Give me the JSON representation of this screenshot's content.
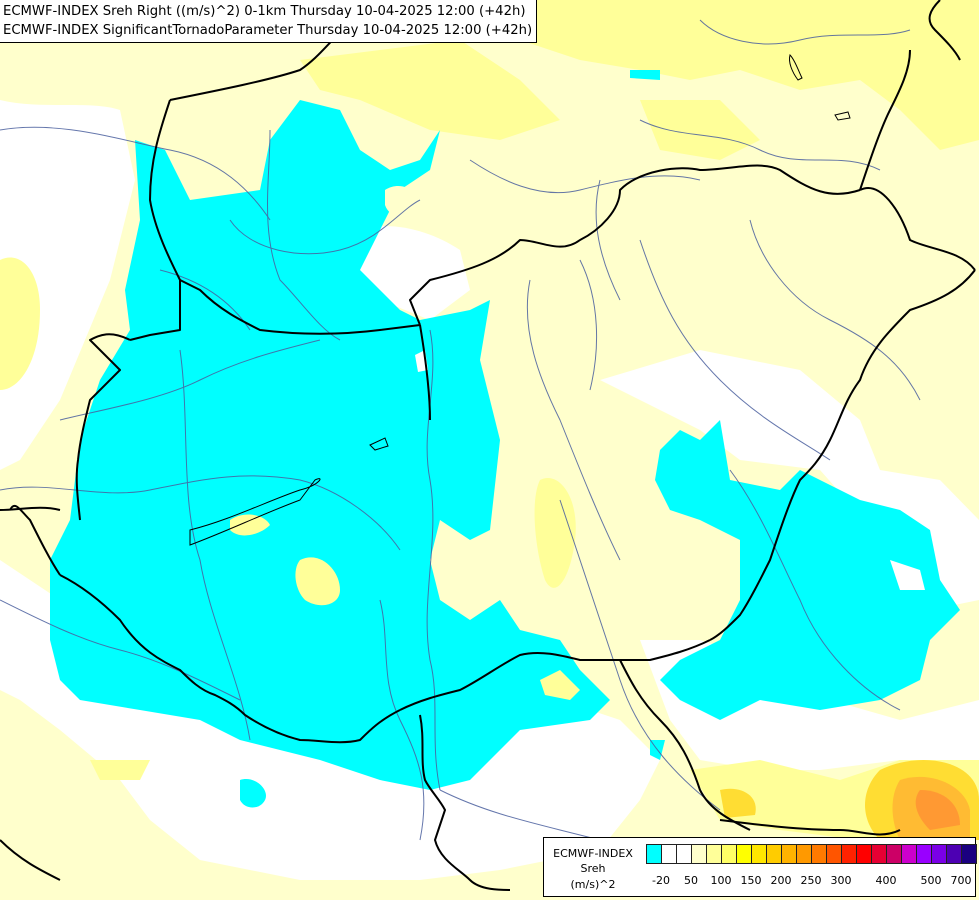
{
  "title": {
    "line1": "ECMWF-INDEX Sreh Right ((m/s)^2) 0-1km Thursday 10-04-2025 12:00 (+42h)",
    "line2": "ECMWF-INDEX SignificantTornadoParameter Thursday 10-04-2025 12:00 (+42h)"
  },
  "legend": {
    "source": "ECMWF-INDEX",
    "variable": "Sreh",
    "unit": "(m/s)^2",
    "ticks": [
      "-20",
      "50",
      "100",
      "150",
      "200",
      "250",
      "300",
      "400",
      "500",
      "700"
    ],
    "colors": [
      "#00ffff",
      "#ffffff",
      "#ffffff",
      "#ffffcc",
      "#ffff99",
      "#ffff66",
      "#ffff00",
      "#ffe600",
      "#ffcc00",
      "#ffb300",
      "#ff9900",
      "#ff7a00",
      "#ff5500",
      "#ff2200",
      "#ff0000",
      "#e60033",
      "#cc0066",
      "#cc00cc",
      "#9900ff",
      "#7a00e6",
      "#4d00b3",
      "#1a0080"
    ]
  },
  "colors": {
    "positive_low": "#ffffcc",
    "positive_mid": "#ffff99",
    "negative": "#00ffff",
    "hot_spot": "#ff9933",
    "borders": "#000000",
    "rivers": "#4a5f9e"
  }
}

• _Short problem_: Output all of the records exactly as they appear above, but not the pictures.

• _Answer to this task_:
Give me the JSON representation of this screenshot's content.
{
  "title": {
    "line1": "ECMWF-INDEX Sreh Right ((m/s)^2) 0-1km Thursday 10-04-2025 12:00 (+42h)",
    "line2": "ECMWF-INDEX SignificantTornadoParameter Thursday 10-04-2025 12:00 (+42h)"
  },
  "legend": {
    "source": "ECMWF-INDEX",
    "variable": "Sreh",
    "unit": "(m/s)^2",
    "ticks": [
      "-20",
      "50",
      "100",
      "150",
      "200",
      "250",
      "300",
      "400",
      "500",
      "700"
    ],
    "colors": [
      "#00ffff",
      "#ffffff",
      "#ffffff",
      "#ffffcc",
      "#ffff99",
      "#ffff66",
      "#ffff00",
      "#ffe600",
      "#ffcc00",
      "#ffb300",
      "#ff9900",
      "#ff7a00",
      "#ff5500",
      "#ff2200",
      "#ff0000",
      "#e60033",
      "#cc0066",
      "#cc00cc",
      "#9900ff",
      "#7a00e6",
      "#4d00b3",
      "#1a0080"
    ]
  },
  "colors": {
    "positive_low": "#ffffcc",
    "positive_mid": "#ffff99",
    "negative": "#00ffff",
    "hot_spot": "#ff9933",
    "borders": "#000000",
    "rivers": "#4a5f9e"
  }
}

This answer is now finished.